◆ GIVEN TASK 1:
Check each statement against the distribution-fitting text and mark it yes or no, quoting the exact words of the text that decide it: (a) the exponential distribution has a lower chi-square error than the Rayleigh distribution; (b) the maximum likelihood estimate of the location parameter in the exponential model is 0.6020; (c) the simulation envelope is cyan.
◆ GIVEN TASK 2:
Carry on the distribution-fitting text from its last sentence.

◆ SOURCE:

As we can see in the above figures the original data for one one cell, shown in bue, lie best within the natural variability of the exponential model, where the maximum likelihood estimate of the location parameter is 0.6020 since they remain within the cyan simulation envelope.

Although using the chi-square test in order to find the distribution that best fits with our data we have the following results:

Distribution	Chi-square error
Normal	1439.875
Lognormal	4521.5
Exponential	1352.375
Gamma	2161.125
Rayleigh	1332.625
Weibull	2691.5
Extreme value	8520

As we can see, the chi-square error for the rayleigh distribution is 1332.625, and the chi-square error for the exponential distribution is 1352.375 .

Image element box records:
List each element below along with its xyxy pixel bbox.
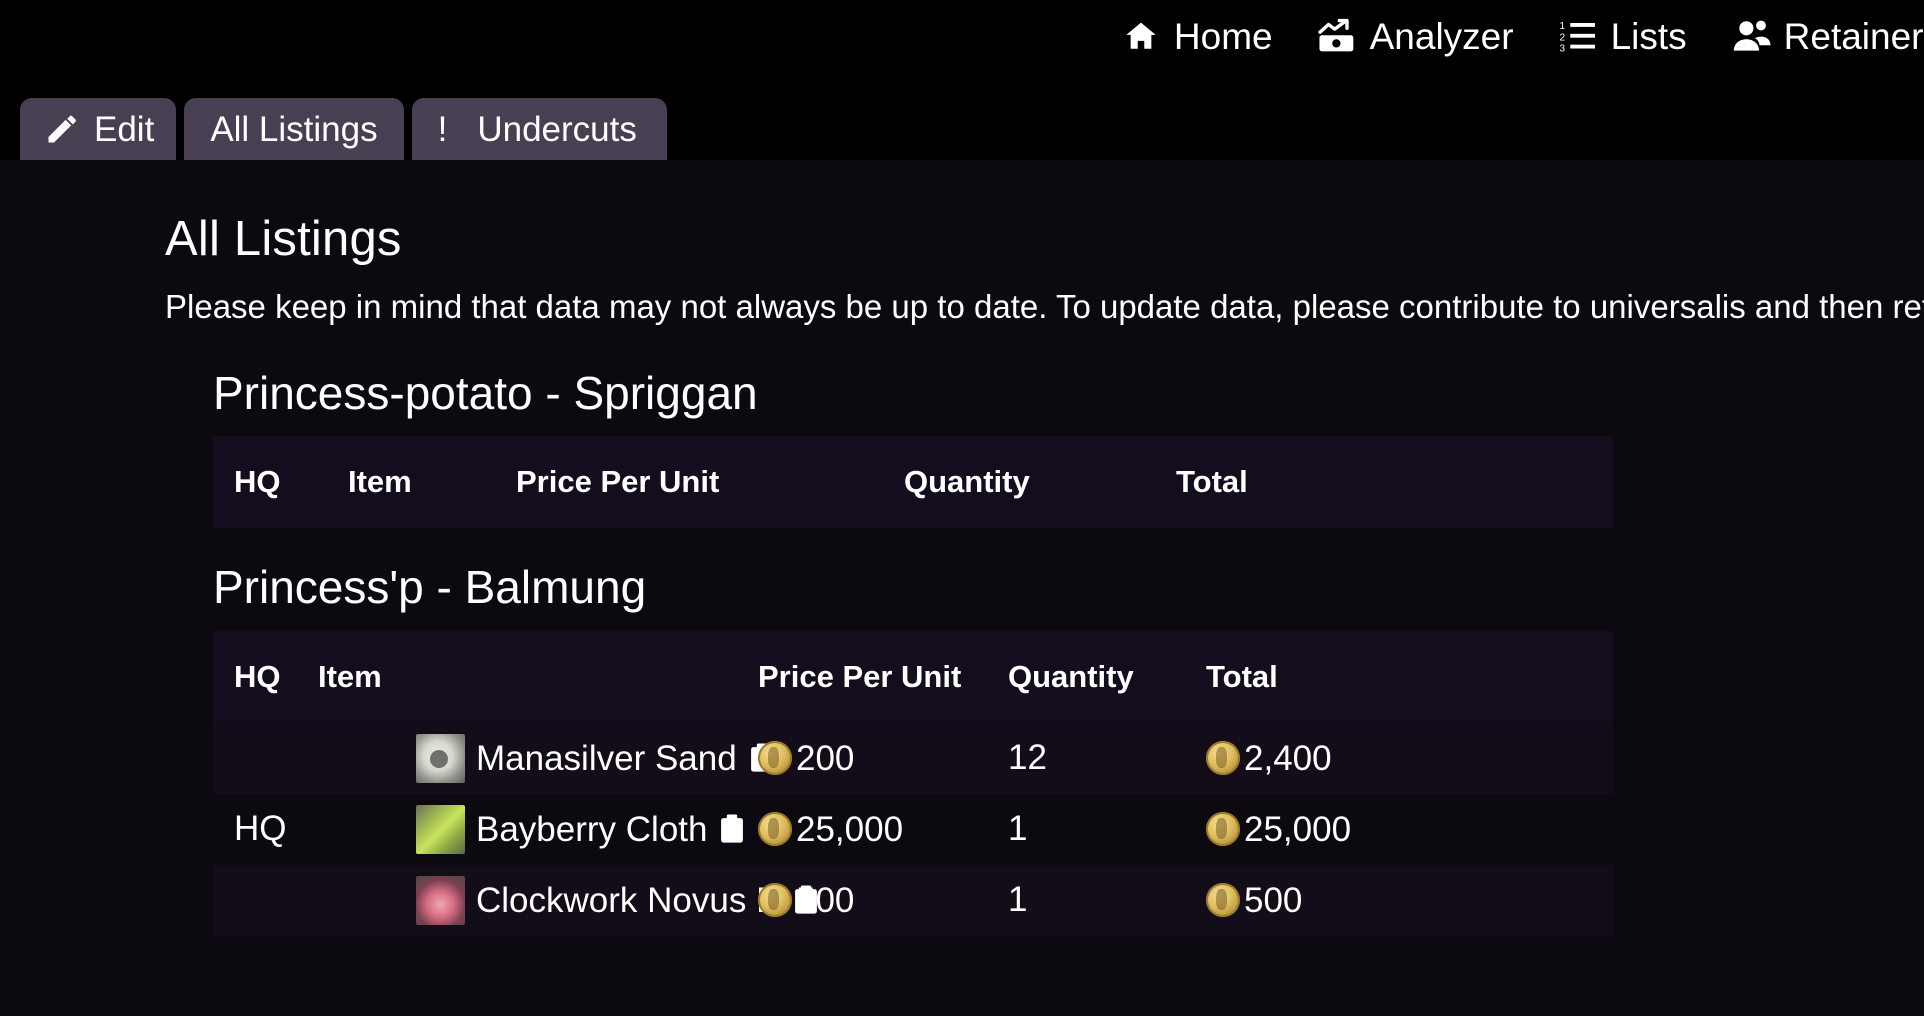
column-header-price[interactable]: Price Per Unit xyxy=(758,631,1008,723)
cell-quantity: 1 xyxy=(1008,794,1206,865)
svg-text:3: 3 xyxy=(1559,43,1565,53)
copy-to-clipboard-icon[interactable] xyxy=(719,814,745,844)
nav-item-analyzer[interactable]: Analyzer xyxy=(1317,16,1514,56)
home-icon xyxy=(1121,16,1161,56)
cell-hq: HQ xyxy=(234,809,287,849)
page-header: All Listings Please keep in mind that da… xyxy=(0,160,1924,326)
cell-total: 500 xyxy=(1206,865,1613,936)
gil-coin-icon xyxy=(758,883,792,918)
nav-item-label: Home xyxy=(1173,15,1273,57)
column-header-price[interactable]: Price Per Unit xyxy=(516,436,904,528)
column-header-hq[interactable]: HQ xyxy=(213,631,318,723)
total-value: 25,000 xyxy=(1244,809,1352,849)
tab-undercuts[interactable]: ! Undercuts xyxy=(411,98,667,160)
cell-hq xyxy=(213,723,318,794)
column-header-quantity[interactable]: Quantity xyxy=(1008,631,1206,723)
cell-hq xyxy=(213,865,318,936)
listings-container: Princess-potato - Spriggan HQ Item Price… xyxy=(0,359,1924,936)
gil-coin-icon xyxy=(758,812,792,847)
lists-icon: 1 2 3 xyxy=(1558,16,1598,56)
listing-section-spriggan: Princess-potato - Spriggan HQ Item Price… xyxy=(186,359,1619,529)
page-title: All Listings xyxy=(165,212,402,266)
total-value: 2,400 xyxy=(1244,738,1332,778)
table-row[interactable]: HQ Bayberry Cloth 25,000 1 25,000 xyxy=(213,793,1613,865)
item-name: Manasilver Sand xyxy=(476,738,737,778)
nav-item-home[interactable]: Home xyxy=(1121,16,1273,56)
svg-text:1: 1 xyxy=(1559,21,1565,32)
column-header-quantity[interactable]: Quantity xyxy=(904,436,1176,528)
quantity-value: 1 xyxy=(1008,880,1028,920)
tab-label: All Listings xyxy=(210,109,378,149)
gil-coin-icon xyxy=(1206,883,1240,918)
cell-item: Manasilver Sand xyxy=(318,723,773,794)
price-value: 25,000 xyxy=(796,809,904,849)
listing-section-balmung: Princess'p - Balmung HQ Item Price Per U… xyxy=(186,554,1619,936)
cell-item: Clockwork Novus D xyxy=(318,865,818,936)
page-description: Please keep in mind that data may not al… xyxy=(165,288,1924,326)
price-value: 500 xyxy=(796,880,855,920)
nav-item-retainers[interactable]: Retainers xyxy=(1731,16,1924,56)
retainers-icon xyxy=(1731,16,1771,56)
tab-bar: Edit All Listings ! Undercuts xyxy=(0,72,1924,160)
cell-quantity: 1 xyxy=(1008,865,1206,936)
cell-price-per-unit: 200 xyxy=(758,723,1008,794)
quantity-value: 12 xyxy=(1008,738,1047,778)
quantity-value: 1 xyxy=(1008,809,1028,849)
nav-item-label: Analyzer xyxy=(1369,15,1514,57)
nav-item-label: Lists xyxy=(1610,15,1687,57)
tab-label: Edit xyxy=(94,109,155,149)
section-title: Princess-potato - Spriggan xyxy=(213,366,758,419)
cell-total: 25,000 xyxy=(1206,794,1613,865)
tab-all-listings[interactable]: All Listings xyxy=(184,98,404,160)
svg-text:2: 2 xyxy=(1559,33,1565,44)
item-name: Bayberry Cloth xyxy=(476,809,708,849)
analyzer-icon xyxy=(1317,16,1357,56)
nav-item-lists[interactable]: 1 2 3 Lists xyxy=(1558,16,1687,56)
price-value: 200 xyxy=(796,738,855,778)
gil-coin-icon xyxy=(1206,812,1240,847)
cell-total: 2,400 xyxy=(1206,723,1613,794)
column-header-hq[interactable]: HQ xyxy=(213,436,348,528)
nav-item-label: Retainers xyxy=(1783,15,1924,57)
listings-table: HQ Item Price Per Unit Quantity Total xyxy=(213,630,1613,936)
table-body: Manasilver Sand 200 12 2,400 HQ Bayberry… xyxy=(213,722,1613,936)
cell-quantity: 12 xyxy=(1008,723,1206,794)
table-row[interactable]: Manasilver Sand 200 12 2,400 xyxy=(213,722,1613,794)
item-name: Clockwork Novus D xyxy=(476,880,782,920)
section-title: Princess'p - Balmung xyxy=(213,561,647,614)
gil-coin-icon xyxy=(1206,741,1240,776)
item-thumbnail-icon xyxy=(416,733,465,783)
gil-coin-icon xyxy=(758,741,792,776)
tab-label: Undercuts xyxy=(477,109,637,149)
table-row[interactable]: Clockwork Novus D 500 1 500 xyxy=(213,864,1613,936)
exclamation-icon: ! xyxy=(437,109,448,149)
table-header: HQ Item Price Per Unit Quantity Total xyxy=(213,630,1613,723)
column-header-total[interactable]: Total xyxy=(1206,631,1613,723)
column-header-total[interactable]: Total xyxy=(1176,436,1613,528)
pencil-icon xyxy=(44,111,80,147)
total-value: 500 xyxy=(1244,880,1303,920)
table-header: HQ Item Price Per Unit Quantity Total xyxy=(213,436,1613,529)
table-header-row: HQ Item Price Per Unit Quantity Total xyxy=(213,436,1613,529)
cell-item: Bayberry Cloth xyxy=(318,794,758,865)
table-header-row: HQ Item Price Per Unit Quantity Total xyxy=(213,630,1613,723)
cell-price-per-unit: 25,000 xyxy=(758,794,1008,865)
tab-edit[interactable]: Edit xyxy=(20,98,177,160)
item-thumbnail-icon xyxy=(416,804,465,854)
cell-price-per-unit: 500 xyxy=(758,865,1008,936)
main-content: All Listings Please keep in mind that da… xyxy=(0,160,1924,1016)
item-thumbnail-icon xyxy=(416,875,465,925)
listings-table: HQ Item Price Per Unit Quantity Total xyxy=(213,436,1613,529)
top-navigation-bar: Home Analyzer 1 2 3 Lists Retainer xyxy=(0,0,1924,72)
column-header-item[interactable]: Item xyxy=(348,436,516,528)
column-header-item[interactable]: Item xyxy=(318,631,758,723)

◆ WRITTEN ANSWER 1:
(a) No: "the chi-square error for the rayleigh distribution is 1332.625, and the chi-square error for the exponential distribution is 1352.375"
(b) Yes: "the maximum likelihood estimate of the location parameter is 0.6020"
(c) Yes: "they remain within the cyan simulation envelope"

◆ WRITTEN ANSWER 2:
So we tested for the some cell if any distribution hypothesis at all is validated using the chi2test, so that the intuition we initially had would be confirmed. The result was that no distribution hypothesis at all was validated

.The chi-square test returns two values, A and B. A is the computed chi-square statistic, and B is the critical tabulated value at the degrees of freedom. In general, if A is less than B, the H0 hypothesis that DATA follows the DIST distribution is accepted. in our case, for this cell we have:

Distribution	Critical tabulated value at the degrees of freedom	Chi-square error
Normal	40,113	1439.875
Lognormal	40,113	4521.5
Exponential	41,337	1352.375
Gamma	40,113	2161.125
Rayleigh	41,337	1332.625
Weibull	40,113	2691.5
Extreme value	40,113	8520

It is clear that neither of them validates the hypothesis. Exponential distribution that seems better according to the quantile plot with simulation envelope has 20 units in chi-square error more than rayleigh distribution.

Edited on 11/03/08 by Sofia Nikitaki

Joint area A and area B (area A+B) results:

Removing Outliers (using the percentile-based approach)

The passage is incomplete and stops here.